**Task prompt:**
In the entries below, find every line holding the string "Zusammenfassung" and collect it.

**Source records:**
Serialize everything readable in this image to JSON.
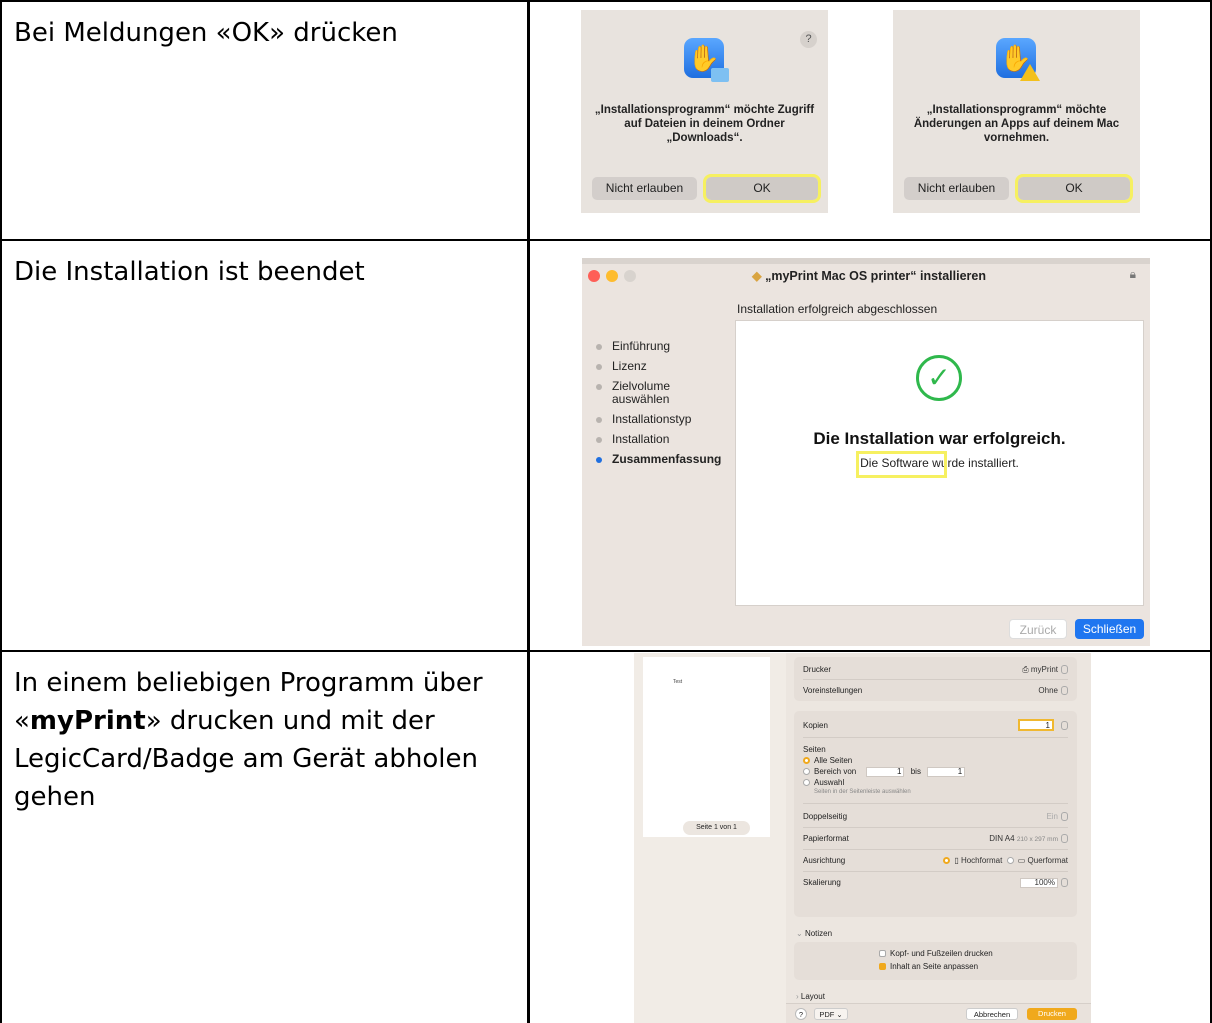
{
  "rows": [
    {
      "text": "Bei Meldungen «OK» drücken"
    },
    {
      "text": "Die Installation ist beendet"
    },
    {
      "text_before": "In einem beliebigen Programm über «",
      "text_bold": "myPrint",
      "text_after": "» drucken und mit der LegicCard/Badge am Gerät abholen gehen"
    }
  ],
  "dialogs": [
    {
      "message": "„Installationsprogramm“ möchte Zugriff auf Dateien in deinem Ordner „Downloads“.",
      "deny_label": "Nicht erlauben",
      "ok_label": "OK",
      "help": "?"
    },
    {
      "message": "„Installationsprogramm“ möchte Änderungen an Apps auf deinem Mac vornehmen.",
      "deny_label": "Nicht erlauben",
      "ok_label": "OK"
    }
  ],
  "installer": {
    "window_title": "„myPrint Mac OS printer“ installieren",
    "subtitle": "Installation erfolgreich abgeschlossen",
    "steps": [
      "Einführung",
      "Lizenz",
      "Zielvolume auswählen",
      "Installationstyp",
      "Installation",
      "Zusammenfassung"
    ],
    "active_step": "Zusammenfassung",
    "success_title": "Die Installation war erfolgreich.",
    "success_text": "Die Software wurde installiert.",
    "back_label": "Zurück",
    "close_label": "Schließen",
    "accent": "#1f76f0"
  },
  "print": {
    "preview_text": "Test",
    "page_indicator": "Seite 1 von 1",
    "printer_label": "Drucker",
    "printer_value": "myPrint",
    "presets_label": "Voreinstellungen",
    "presets_value": "Ohne",
    "copies_label": "Kopien",
    "copies_value": "1",
    "pages_label": "Seiten",
    "all_pages": "Alle Seiten",
    "range_label": "Bereich von",
    "range_from": "1",
    "range_to_label": "bis",
    "range_to": "1",
    "selection_label": "Auswahl",
    "selection_hint": "Seiten in der Seitenleiste auswählen",
    "duplex_label": "Doppelseitig",
    "duplex_value": "Ein",
    "paper_label": "Papierformat",
    "paper_value": "DIN A4",
    "paper_size": "210 x 297 mm",
    "orientation_label": "Ausrichtung",
    "portrait": "Hochformat",
    "landscape": "Querformat",
    "scale_label": "Skalierung",
    "scale_value": "100%",
    "notes_label": "Notizen",
    "header_footer": "Kopf- und Fußzeilen drucken",
    "fit_page": "Inhalt an Seite anpassen",
    "layout_label": "Layout",
    "help": "?",
    "pdf_label": "PDF",
    "cancel_label": "Abbrechen",
    "print_label": "Drucken",
    "accent": "#f0a91d"
  }
}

**Solution below:**
      "Zusammenfassung"
    "active_step": "Zusammenfassung",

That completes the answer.